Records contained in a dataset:
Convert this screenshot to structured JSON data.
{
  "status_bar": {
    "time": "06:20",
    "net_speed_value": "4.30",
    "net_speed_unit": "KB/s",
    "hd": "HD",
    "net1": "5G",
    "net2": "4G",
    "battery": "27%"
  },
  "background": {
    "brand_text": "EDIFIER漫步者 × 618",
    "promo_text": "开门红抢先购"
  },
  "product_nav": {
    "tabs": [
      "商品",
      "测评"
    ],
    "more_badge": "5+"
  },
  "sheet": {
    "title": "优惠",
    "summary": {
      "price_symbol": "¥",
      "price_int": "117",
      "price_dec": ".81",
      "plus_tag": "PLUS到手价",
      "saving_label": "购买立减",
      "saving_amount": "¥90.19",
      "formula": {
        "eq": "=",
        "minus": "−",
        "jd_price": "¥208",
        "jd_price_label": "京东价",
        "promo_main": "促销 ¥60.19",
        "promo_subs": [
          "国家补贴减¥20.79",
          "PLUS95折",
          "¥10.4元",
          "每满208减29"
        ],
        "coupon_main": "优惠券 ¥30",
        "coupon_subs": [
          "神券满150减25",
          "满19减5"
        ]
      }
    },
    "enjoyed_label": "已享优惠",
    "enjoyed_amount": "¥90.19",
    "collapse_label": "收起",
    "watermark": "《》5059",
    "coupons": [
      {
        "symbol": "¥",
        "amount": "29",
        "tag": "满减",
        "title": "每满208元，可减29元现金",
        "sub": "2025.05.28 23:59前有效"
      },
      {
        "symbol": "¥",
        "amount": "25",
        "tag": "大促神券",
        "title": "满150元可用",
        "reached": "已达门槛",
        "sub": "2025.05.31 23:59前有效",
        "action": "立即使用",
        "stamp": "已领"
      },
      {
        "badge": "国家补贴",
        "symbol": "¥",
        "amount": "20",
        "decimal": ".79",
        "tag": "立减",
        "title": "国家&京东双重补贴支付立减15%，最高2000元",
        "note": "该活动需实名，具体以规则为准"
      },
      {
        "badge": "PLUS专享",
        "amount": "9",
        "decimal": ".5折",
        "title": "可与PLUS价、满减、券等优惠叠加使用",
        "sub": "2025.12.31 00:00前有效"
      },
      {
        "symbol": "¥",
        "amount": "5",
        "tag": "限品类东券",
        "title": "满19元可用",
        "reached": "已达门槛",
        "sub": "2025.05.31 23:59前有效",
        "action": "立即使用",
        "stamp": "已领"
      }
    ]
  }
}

PROBLEM DESCRIPTION: Each record above must be given again exactly.

ANSWER FOR THIS EXERCISE:
Convert this screenshot to structured JSON data.
{
  "status_bar": {
    "time": "06:20",
    "net_speed_value": "4.30",
    "net_speed_unit": "KB/s",
    "hd": "HD",
    "net1": "5G",
    "net2": "4G",
    "battery": "27%"
  },
  "background": {
    "brand_text": "EDIFIER漫步者 × 618",
    "promo_text": "开门红抢先购"
  },
  "product_nav": {
    "tabs": [
      "商品",
      "测评"
    ],
    "more_badge": "5+"
  },
  "sheet": {
    "title": "优惠",
    "summary": {
      "price_symbol": "¥",
      "price_int": "117",
      "price_dec": ".81",
      "plus_tag": "PLUS到手价",
      "saving_label": "购买立减",
      "saving_amount": "¥90.19",
      "formula": {
        "eq": "=",
        "minus": "−",
        "jd_price": "¥208",
        "jd_price_label": "京东价",
        "promo_main": "促销 ¥60.19",
        "promo_subs": [
          "国家补贴减¥20.79",
          "PLUS95折",
          "¥10.4元",
          "每满208减29"
        ],
        "coupon_main": "优惠券 ¥30",
        "coupon_subs": [
          "神券满150减25",
          "满19减5"
        ]
      }
    },
    "enjoyed_label": "已享优惠",
    "enjoyed_amount": "¥90.19",
    "collapse_label": "收起",
    "watermark": "《》5059",
    "coupons": [
      {
        "symbol": "¥",
        "amount": "29",
        "tag": "满减",
        "title": "每满208元，可减29元现金",
        "sub": "2025.05.28 23:59前有效"
      },
      {
        "symbol": "¥",
        "amount": "25",
        "tag": "大促神券",
        "title": "满150元可用",
        "reached": "已达门槛",
        "sub": "2025.05.31 23:59前有效",
        "action": "立即使用",
        "stamp": "已领"
      },
      {
        "badge": "国家补贴",
        "symbol": "¥",
        "amount": "20",
        "decimal": ".79",
        "tag": "立减",
        "title": "国家&京东双重补贴支付立减15%，最高2000元",
        "note": "该活动需实名，具体以规则为准"
      },
      {
        "badge": "PLUS专享",
        "amount": "9",
        "decimal": ".5折",
        "title": "可与PLUS价、满减、券等优惠叠加使用",
        "sub": "2025.12.31 00:00前有效"
      },
      {
        "symbol": "¥",
        "amount": "5",
        "tag": "限品类东券",
        "title": "满19元可用",
        "reached": "已达门槛",
        "sub": "2025.05.31 23:59前有效",
        "action": "立即使用",
        "stamp": "已领"
      }
    ]
  }
}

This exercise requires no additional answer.